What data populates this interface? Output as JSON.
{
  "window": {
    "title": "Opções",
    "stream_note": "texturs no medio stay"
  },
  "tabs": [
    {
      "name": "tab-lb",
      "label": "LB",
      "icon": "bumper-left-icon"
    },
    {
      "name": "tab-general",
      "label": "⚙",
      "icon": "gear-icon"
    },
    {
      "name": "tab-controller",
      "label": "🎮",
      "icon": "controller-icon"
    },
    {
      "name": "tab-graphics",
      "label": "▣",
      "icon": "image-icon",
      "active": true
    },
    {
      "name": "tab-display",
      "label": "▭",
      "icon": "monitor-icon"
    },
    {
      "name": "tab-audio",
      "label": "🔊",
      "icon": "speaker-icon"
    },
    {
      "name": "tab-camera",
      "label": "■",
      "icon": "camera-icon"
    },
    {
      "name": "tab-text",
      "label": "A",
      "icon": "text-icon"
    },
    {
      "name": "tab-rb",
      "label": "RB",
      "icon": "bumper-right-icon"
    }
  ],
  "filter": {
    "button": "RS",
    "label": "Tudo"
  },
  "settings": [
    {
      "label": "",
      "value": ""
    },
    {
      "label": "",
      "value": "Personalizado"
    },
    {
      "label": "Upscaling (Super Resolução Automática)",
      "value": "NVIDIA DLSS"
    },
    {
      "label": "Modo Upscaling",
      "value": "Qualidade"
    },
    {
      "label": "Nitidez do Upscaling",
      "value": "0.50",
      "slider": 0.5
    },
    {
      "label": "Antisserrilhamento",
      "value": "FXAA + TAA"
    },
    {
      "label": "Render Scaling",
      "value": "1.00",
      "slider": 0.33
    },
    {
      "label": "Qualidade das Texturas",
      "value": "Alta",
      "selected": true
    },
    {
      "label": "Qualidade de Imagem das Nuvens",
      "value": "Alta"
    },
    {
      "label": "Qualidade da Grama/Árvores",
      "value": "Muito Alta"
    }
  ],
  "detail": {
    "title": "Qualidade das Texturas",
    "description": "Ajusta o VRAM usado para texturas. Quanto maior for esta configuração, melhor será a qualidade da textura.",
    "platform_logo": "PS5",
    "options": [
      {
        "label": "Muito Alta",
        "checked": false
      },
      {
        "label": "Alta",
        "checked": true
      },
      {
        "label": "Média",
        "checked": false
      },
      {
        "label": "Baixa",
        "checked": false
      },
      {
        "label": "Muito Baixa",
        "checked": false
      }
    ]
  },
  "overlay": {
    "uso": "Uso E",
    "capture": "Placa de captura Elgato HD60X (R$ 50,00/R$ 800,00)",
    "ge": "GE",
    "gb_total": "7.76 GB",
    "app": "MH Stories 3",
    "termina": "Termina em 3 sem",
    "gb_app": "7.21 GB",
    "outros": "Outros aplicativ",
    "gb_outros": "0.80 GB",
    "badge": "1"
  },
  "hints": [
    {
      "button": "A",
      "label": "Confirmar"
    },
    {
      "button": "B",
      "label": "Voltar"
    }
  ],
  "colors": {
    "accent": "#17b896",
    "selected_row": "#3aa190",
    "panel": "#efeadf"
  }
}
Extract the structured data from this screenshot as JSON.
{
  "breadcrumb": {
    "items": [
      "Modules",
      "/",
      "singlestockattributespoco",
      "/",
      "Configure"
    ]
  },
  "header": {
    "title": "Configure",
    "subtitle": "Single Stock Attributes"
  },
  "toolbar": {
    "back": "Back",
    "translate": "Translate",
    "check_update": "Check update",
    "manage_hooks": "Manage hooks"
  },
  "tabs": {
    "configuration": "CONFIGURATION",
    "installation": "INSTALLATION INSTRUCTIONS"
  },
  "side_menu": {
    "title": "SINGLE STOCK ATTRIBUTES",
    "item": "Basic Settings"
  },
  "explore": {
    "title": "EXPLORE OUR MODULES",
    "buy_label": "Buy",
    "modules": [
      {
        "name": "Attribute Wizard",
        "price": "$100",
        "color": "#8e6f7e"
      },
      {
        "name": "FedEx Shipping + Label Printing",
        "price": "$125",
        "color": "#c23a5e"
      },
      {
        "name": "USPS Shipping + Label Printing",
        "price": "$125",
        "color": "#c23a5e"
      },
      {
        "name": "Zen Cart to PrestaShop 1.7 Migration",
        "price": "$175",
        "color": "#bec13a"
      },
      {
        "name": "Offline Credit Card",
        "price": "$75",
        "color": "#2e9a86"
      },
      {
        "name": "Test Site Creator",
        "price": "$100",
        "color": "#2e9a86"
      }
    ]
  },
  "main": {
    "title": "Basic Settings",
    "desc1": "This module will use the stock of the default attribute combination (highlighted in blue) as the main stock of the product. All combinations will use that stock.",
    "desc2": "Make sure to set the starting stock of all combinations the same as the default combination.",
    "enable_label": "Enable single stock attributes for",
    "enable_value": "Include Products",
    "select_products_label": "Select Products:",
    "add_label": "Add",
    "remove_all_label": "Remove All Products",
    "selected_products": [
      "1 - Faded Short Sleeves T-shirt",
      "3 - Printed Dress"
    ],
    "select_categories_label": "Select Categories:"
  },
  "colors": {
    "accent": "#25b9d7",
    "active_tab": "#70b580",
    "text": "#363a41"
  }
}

———

*Written problem*
Please repeat the listing exactly, with nothing left out.

*Result for this task*
What data populates this interface? Output as JSON.
{
  "window": {
    "title": "Opções",
    "stream_note": "texturs no medio stay"
  },
  "tabs": [
    {
      "name": "tab-lb",
      "label": "LB",
      "icon": "bumper-left-icon"
    },
    {
      "name": "tab-general",
      "label": "⚙",
      "icon": "gear-icon"
    },
    {
      "name": "tab-controller",
      "label": "🎮",
      "icon": "controller-icon"
    },
    {
      "name": "tab-graphics",
      "label": "▣",
      "icon": "image-icon",
      "active": true
    },
    {
      "name": "tab-display",
      "label": "▭",
      "icon": "monitor-icon"
    },
    {
      "name": "tab-audio",
      "label": "🔊",
      "icon": "speaker-icon"
    },
    {
      "name": "tab-camera",
      "label": "■",
      "icon": "camera-icon"
    },
    {
      "name": "tab-text",
      "label": "A",
      "icon": "text-icon"
    },
    {
      "name": "tab-rb",
      "label": "RB",
      "icon": "bumper-right-icon"
    }
  ],
  "filter": {
    "button": "RS",
    "label": "Tudo"
  },
  "settings": [
    {
      "label": "",
      "value": ""
    },
    {
      "label": "",
      "value": "Personalizado"
    },
    {
      "label": "Upscaling (Super Resolução Automática)",
      "value": "NVIDIA DLSS"
    },
    {
      "label": "Modo Upscaling",
      "value": "Qualidade"
    },
    {
      "label": "Nitidez do Upscaling",
      "value": "0.50",
      "slider": 0.5
    },
    {
      "label": "Antisserrilhamento",
      "value": "FXAA + TAA"
    },
    {
      "label": "Render Scaling",
      "value": "1.00",
      "slider": 0.33
    },
    {
      "label": "Qualidade das Texturas",
      "value": "Alta",
      "selected": true
    },
    {
      "label": "Qualidade de Imagem das Nuvens",
      "value": "Alta"
    },
    {
      "label": "Qualidade da Grama/Árvores",
      "value": "Muito Alta"
    }
  ],
  "detail": {
    "title": "Qualidade das Texturas",
    "description": "Ajusta o VRAM usado para texturas. Quanto maior for esta configuração, melhor será a qualidade da textura.",
    "platform_logo": "PS5",
    "options": [
      {
        "label": "Muito Alta",
        "checked": false
      },
      {
        "label": "Alta",
        "checked": true
      },
      {
        "label": "Média",
        "checked": false
      },
      {
        "label": "Baixa",
        "checked": false
      },
      {
        "label": "Muito Baixa",
        "checked": false
      }
    ]
  },
  "overlay": {
    "uso": "Uso E",
    "capture": "Placa de captura Elgato HD60X (R$ 50,00/R$ 800,00)",
    "ge": "GE",
    "gb_total": "7.76 GB",
    "app": "MH Stories 3",
    "termina": "Termina em 3 sem",
    "gb_app": "7.21 GB",
    "outros": "Outros aplicativ",
    "gb_outros": "0.80 GB",
    "badge": "1"
  },
  "hints": [
    {
      "button": "A",
      "label": "Confirmar"
    },
    {
      "button": "B",
      "label": "Voltar"
    }
  ],
  "colors": {
    "accent": "#17b896",
    "selected_row": "#3aa190",
    "panel": "#efeadf"
  }
}
Extract the structured data from this screenshot as JSON.
{
  "breadcrumb": {
    "items": [
      "Modules",
      "/",
      "singlestockattributespoco",
      "/",
      "Configure"
    ]
  },
  "header": {
    "title": "Configure",
    "subtitle": "Single Stock Attributes"
  },
  "toolbar": {
    "back": "Back",
    "translate": "Translate",
    "check_update": "Check update",
    "manage_hooks": "Manage hooks"
  },
  "tabs": {
    "configuration": "CONFIGURATION",
    "installation": "INSTALLATION INSTRUCTIONS"
  },
  "side_menu": {
    "title": "SINGLE STOCK ATTRIBUTES",
    "item": "Basic Settings"
  },
  "explore": {
    "title": "EXPLORE OUR MODULES",
    "buy_label": "Buy",
    "modules": [
      {
        "name": "Attribute Wizard",
        "price": "$100",
        "color": "#8e6f7e"
      },
      {
        "name": "FedEx Shipping + Label Printing",
        "price": "$125",
        "color": "#c23a5e"
      },
      {
        "name": "USPS Shipping + Label Printing",
        "price": "$125",
        "color": "#c23a5e"
      },
      {
        "name": "Zen Cart to PrestaShop 1.7 Migration",
        "price": "$175",
        "color": "#bec13a"
      },
      {
        "name": "Offline Credit Card",
        "price": "$75",
        "color": "#2e9a86"
      },
      {
        "name": "Test Site Creator",
        "price": "$100",
        "color": "#2e9a86"
      }
    ]
  },
  "main": {
    "title": "Basic Settings",
    "desc1": "This module will use the stock of the default attribute combination (highlighted in blue) as the main stock of the product. All combinations will use that stock.",
    "desc2": "Make sure to set the starting stock of all combinations the same as the default combination.",
    "enable_label": "Enable single stock attributes for",
    "enable_value": "Include Products",
    "select_products_label": "Select Products:",
    "add_label": "Add",
    "remove_all_label": "Remove All Products",
    "selected_products": [
      "1 - Faded Short Sleeves T-shirt",
      "3 - Printed Dress"
    ],
    "select_categories_label": "Select Categories:"
  },
  "colors": {
    "accent": "#25b9d7",
    "active_tab": "#70b580",
    "text": "#363a41"
  }
}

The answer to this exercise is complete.